--- start of INPUT RECORDS ---

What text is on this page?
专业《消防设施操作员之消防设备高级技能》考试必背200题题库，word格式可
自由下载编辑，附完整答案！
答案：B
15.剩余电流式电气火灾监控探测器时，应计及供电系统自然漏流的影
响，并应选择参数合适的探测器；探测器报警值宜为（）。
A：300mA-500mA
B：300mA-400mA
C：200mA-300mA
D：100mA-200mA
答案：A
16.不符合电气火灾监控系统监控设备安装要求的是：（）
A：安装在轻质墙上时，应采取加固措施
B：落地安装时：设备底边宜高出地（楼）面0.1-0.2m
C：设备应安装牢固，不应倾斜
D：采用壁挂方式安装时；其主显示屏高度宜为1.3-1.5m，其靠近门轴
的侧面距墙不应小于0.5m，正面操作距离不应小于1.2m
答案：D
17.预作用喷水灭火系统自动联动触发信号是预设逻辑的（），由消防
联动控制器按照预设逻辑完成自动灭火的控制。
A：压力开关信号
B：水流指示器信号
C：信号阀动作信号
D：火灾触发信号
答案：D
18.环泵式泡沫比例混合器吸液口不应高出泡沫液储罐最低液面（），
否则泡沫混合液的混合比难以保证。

--- end of INPUT RECORDS ---

DIRECTIVE>
Reproduce all the records precisely.

SOLUTION FOR THIS PROBLEM>
What text is on this page?
专业《消防设施操作员之消防设备高级技能》考试必背200题题库，word格式可
自由下载编辑，附完整答案！
答案：B
15.剩余电流式电气火灾监控探测器时，应计及供电系统自然漏流的影
响，并应选择参数合适的探测器；探测器报警值宜为（）。
A：300mA-500mA
B：300mA-400mA
C：200mA-300mA
D：100mA-200mA
答案：A
16.不符合电气火灾监控系统监控设备安装要求的是：（）
A：安装在轻质墙上时，应采取加固措施
B：落地安装时：设备底边宜高出地（楼）面0.1-0.2m
C：设备应安装牢固，不应倾斜
D：采用壁挂方式安装时；其主显示屏高度宜为1.3-1.5m，其靠近门轴
的侧面距墙不应小于0.5m，正面操作距离不应小于1.2m
答案：D
17.预作用喷水灭火系统自动联动触发信号是预设逻辑的（），由消防
联动控制器按照预设逻辑完成自动灭火的控制。
A：压力开关信号
B：水流指示器信号
C：信号阀动作信号
D：火灾触发信号
答案：D
18.环泵式泡沫比例混合器吸液口不应高出泡沫液储罐最低液面（），
否则泡沫混合液的混合比难以保证。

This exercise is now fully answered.